Exercise task –
Copy every line of the following data that includes the string "duties".
# # #
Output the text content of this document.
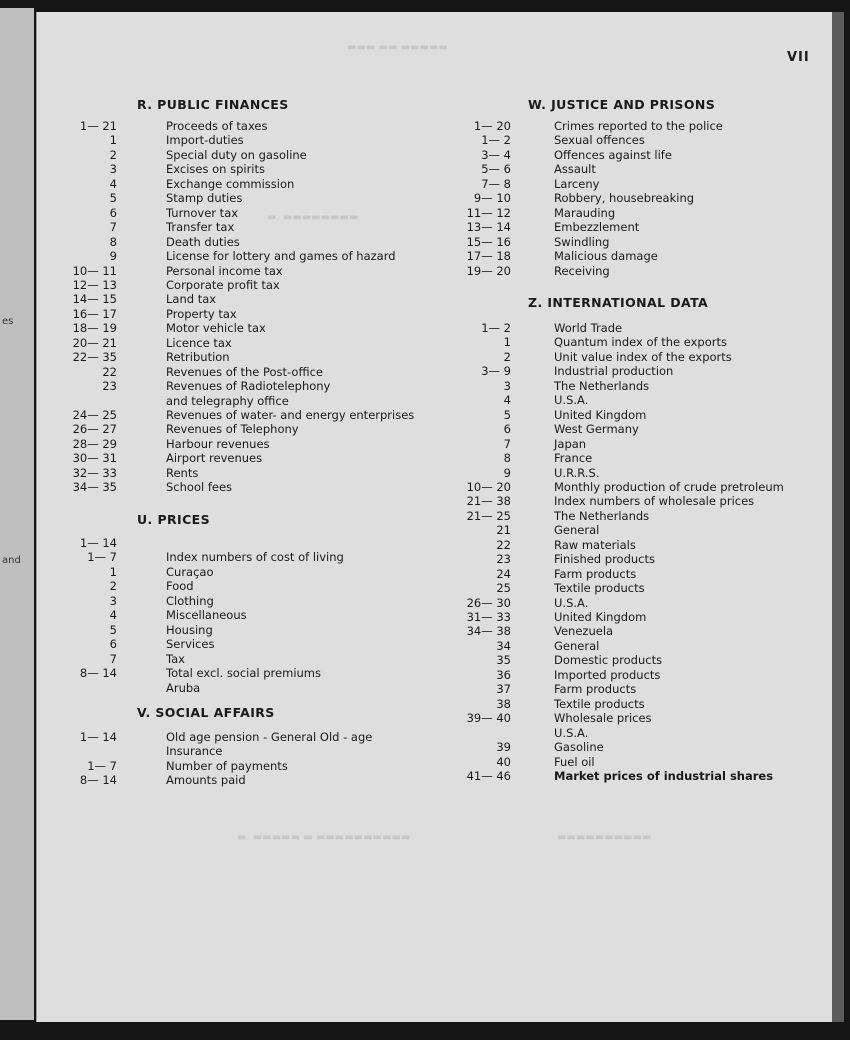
es
and
▬▬▬ ▬▬ ▬▬▬▬▬
▬. ▬▬▬▬▬▬▬▬
▬. ▬▬▬▬▬ ▬ ▬▬▬▬▬▬▬▬▬▬	▬▬▬▬▬▬▬▬▬▬
VII
R. PUBLIC FINANCES
1— 21	Proceeds of taxes
1	Import-duties
2	Special duty on gasoline
3	Excises on spirits
4	Exchange commission
5	Stamp duties
6	Turnover tax
7	Transfer tax
8	Death duties
9	License for lottery and games of hazard
10— 11	Personal income tax
12— 13	Corporate profit tax
14— 15	Land tax
16— 17	Property tax
18— 19	Motor vehicle tax
20— 21	Licence tax
22— 35	Retribution
22	Revenues of the Post-office
23	Revenues of Radiotelephony
and telegraphy office
24— 25	Revenues of water- and energy enterprises
26— 27	Revenues of Telephony
28— 29	Harbour revenues
30— 31	Airport revenues
32— 33	Rents
34— 35	School fees
U. PRICES
1— 14
1— 7	Index numbers of cost of living
1	Curaçao
2	Food
3	Clothing
4	Miscellaneous
5	Housing
6	Services
7	Tax
8— 14	Total excl. social premiums
Aruba
V. SOCIAL AFFAIRS
1— 14	Old age pension - General Old - age
Insurance
1— 7	Number of payments
8— 14	Amounts paid
W. JUSTICE AND PRISONS
1— 20	Crimes reported to the police
1— 2	Sexual offences
3— 4	Offences against life
5— 6	Assault
7— 8	Larceny
9— 10	Robbery, housebreaking
11— 12	Marauding
13— 14	Embezzlement
15— 16	Swindling
17— 18	Malicious damage
19— 20	Receiving
Z. INTERNATIONAL DATA
1— 2	World Trade
1	Quantum index of the exports
2	Unit value index of the exports
3— 9	Industrial production
3	The Netherlands
4	U.S.A.
5	United Kingdom
6	West Germany
7	Japan
8	France
9	U.R.R.S.
10— 20	Monthly production of crude pretroleum
21— 38	Index numbers of wholesale prices
21— 25	The Netherlands
21	General
22	Raw materials
23	Finished products
24	Farm products
25	Textile products
26— 30	U.S.A.
31— 33	United Kingdom
34— 38	Venezuela
34	General
35	Domestic products
36	Imported products
37	Farm products
38	Textile products
39— 40	Wholesale prices
U.S.A.
39	Gasoline
40	Fuel oil
41— 46	Market prices of industrial shares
# # #
Answer to the problem –
1	Import-duties
5	Stamp duties
8	Death duties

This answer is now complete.